[EXCERPTED RECORDS]:
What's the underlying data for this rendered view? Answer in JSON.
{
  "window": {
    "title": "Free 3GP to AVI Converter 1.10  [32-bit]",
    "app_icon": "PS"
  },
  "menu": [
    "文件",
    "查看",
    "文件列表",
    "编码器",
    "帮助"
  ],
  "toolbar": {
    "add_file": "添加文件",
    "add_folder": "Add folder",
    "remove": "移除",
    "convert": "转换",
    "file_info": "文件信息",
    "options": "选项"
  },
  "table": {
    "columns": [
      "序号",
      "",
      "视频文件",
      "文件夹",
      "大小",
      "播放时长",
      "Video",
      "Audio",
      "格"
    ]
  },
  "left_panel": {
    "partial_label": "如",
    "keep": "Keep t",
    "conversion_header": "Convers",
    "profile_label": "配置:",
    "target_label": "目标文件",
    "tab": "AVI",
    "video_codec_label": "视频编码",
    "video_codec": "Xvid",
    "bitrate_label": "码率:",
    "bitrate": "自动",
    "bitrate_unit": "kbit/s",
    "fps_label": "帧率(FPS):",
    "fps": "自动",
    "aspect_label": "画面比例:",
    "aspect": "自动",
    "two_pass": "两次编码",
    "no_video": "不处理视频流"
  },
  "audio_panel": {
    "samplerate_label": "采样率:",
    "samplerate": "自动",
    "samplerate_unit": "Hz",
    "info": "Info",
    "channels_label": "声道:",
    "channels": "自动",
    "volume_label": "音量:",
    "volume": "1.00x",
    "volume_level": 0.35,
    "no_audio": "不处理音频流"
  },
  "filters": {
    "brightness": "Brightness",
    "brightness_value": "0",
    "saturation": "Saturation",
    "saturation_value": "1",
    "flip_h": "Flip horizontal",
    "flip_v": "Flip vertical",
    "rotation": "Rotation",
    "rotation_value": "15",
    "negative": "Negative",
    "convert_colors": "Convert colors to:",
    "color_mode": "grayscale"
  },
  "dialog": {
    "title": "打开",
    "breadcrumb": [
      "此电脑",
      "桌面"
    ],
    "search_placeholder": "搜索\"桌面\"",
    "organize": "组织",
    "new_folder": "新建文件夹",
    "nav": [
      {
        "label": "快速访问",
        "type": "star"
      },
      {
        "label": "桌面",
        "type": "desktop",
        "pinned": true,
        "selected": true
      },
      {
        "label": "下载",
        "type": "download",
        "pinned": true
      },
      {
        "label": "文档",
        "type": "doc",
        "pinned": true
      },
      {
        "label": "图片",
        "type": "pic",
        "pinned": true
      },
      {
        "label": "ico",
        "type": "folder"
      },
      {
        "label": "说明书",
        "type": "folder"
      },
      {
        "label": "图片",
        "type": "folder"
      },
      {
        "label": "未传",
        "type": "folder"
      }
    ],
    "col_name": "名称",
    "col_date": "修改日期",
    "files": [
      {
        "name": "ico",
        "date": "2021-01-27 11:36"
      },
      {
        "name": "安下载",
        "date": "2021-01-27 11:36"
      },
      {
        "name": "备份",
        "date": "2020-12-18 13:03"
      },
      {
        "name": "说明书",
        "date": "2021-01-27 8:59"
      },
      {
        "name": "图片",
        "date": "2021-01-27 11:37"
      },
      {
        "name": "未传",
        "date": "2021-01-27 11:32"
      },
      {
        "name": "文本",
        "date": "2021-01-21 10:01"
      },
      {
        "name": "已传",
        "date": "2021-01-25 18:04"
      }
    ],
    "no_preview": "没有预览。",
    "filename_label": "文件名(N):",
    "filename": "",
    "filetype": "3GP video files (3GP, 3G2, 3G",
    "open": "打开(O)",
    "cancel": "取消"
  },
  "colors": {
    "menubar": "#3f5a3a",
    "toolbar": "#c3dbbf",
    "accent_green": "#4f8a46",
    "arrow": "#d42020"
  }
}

[TASK REQUIREMENTS]:
Return every record, word for word.

[TASK RESULT]:
What's the underlying data for this rendered view? Answer in JSON.
{
  "window": {
    "title": "Free 3GP to AVI Converter 1.10  [32-bit]",
    "app_icon": "PS"
  },
  "menu": [
    "文件",
    "查看",
    "文件列表",
    "编码器",
    "帮助"
  ],
  "toolbar": {
    "add_file": "添加文件",
    "add_folder": "Add folder",
    "remove": "移除",
    "convert": "转换",
    "file_info": "文件信息",
    "options": "选项"
  },
  "table": {
    "columns": [
      "序号",
      "",
      "视频文件",
      "文件夹",
      "大小",
      "播放时长",
      "Video",
      "Audio",
      "格"
    ]
  },
  "left_panel": {
    "partial_label": "如",
    "keep": "Keep t",
    "conversion_header": "Convers",
    "profile_label": "配置:",
    "target_label": "目标文件",
    "tab": "AVI",
    "video_codec_label": "视频编码",
    "video_codec": "Xvid",
    "bitrate_label": "码率:",
    "bitrate": "自动",
    "bitrate_unit": "kbit/s",
    "fps_label": "帧率(FPS):",
    "fps": "自动",
    "aspect_label": "画面比例:",
    "aspect": "自动",
    "two_pass": "两次编码",
    "no_video": "不处理视频流"
  },
  "audio_panel": {
    "samplerate_label": "采样率:",
    "samplerate": "自动",
    "samplerate_unit": "Hz",
    "info": "Info",
    "channels_label": "声道:",
    "channels": "自动",
    "volume_label": "音量:",
    "volume": "1.00x",
    "volume_level": 0.35,
    "no_audio": "不处理音频流"
  },
  "filters": {
    "brightness": "Brightness",
    "brightness_value": "0",
    "saturation": "Saturation",
    "saturation_value": "1",
    "flip_h": "Flip horizontal",
    "flip_v": "Flip vertical",
    "rotation": "Rotation",
    "rotation_value": "15",
    "negative": "Negative",
    "convert_colors": "Convert colors to:",
    "color_mode": "grayscale"
  },
  "dialog": {
    "title": "打开",
    "breadcrumb": [
      "此电脑",
      "桌面"
    ],
    "search_placeholder": "搜索\"桌面\"",
    "organize": "组织",
    "new_folder": "新建文件夹",
    "nav": [
      {
        "label": "快速访问",
        "type": "star"
      },
      {
        "label": "桌面",
        "type": "desktop",
        "pinned": true,
        "selected": true
      },
      {
        "label": "下载",
        "type": "download",
        "pinned": true
      },
      {
        "label": "文档",
        "type": "doc",
        "pinned": true
      },
      {
        "label": "图片",
        "type": "pic",
        "pinned": true
      },
      {
        "label": "ico",
        "type": "folder"
      },
      {
        "label": "说明书",
        "type": "folder"
      },
      {
        "label": "图片",
        "type": "folder"
      },
      {
        "label": "未传",
        "type": "folder"
      }
    ],
    "col_name": "名称",
    "col_date": "修改日期",
    "files": [
      {
        "name": "ico",
        "date": "2021-01-27 11:36"
      },
      {
        "name": "安下载",
        "date": "2021-01-27 11:36"
      },
      {
        "name": "备份",
        "date": "2020-12-18 13:03"
      },
      {
        "name": "说明书",
        "date": "2021-01-27 8:59"
      },
      {
        "name": "图片",
        "date": "2021-01-27 11:37"
      },
      {
        "name": "未传",
        "date": "2021-01-27 11:32"
      },
      {
        "name": "文本",
        "date": "2021-01-21 10:01"
      },
      {
        "name": "已传",
        "date": "2021-01-25 18:04"
      }
    ],
    "no_preview": "没有预览。",
    "filename_label": "文件名(N):",
    "filename": "",
    "filetype": "3GP video files (3GP, 3G2, 3G",
    "open": "打开(O)",
    "cancel": "取消"
  },
  "colors": {
    "menubar": "#3f5a3a",
    "toolbar": "#c3dbbf",
    "accent_green": "#4f8a46",
    "arrow": "#d42020"
  }
}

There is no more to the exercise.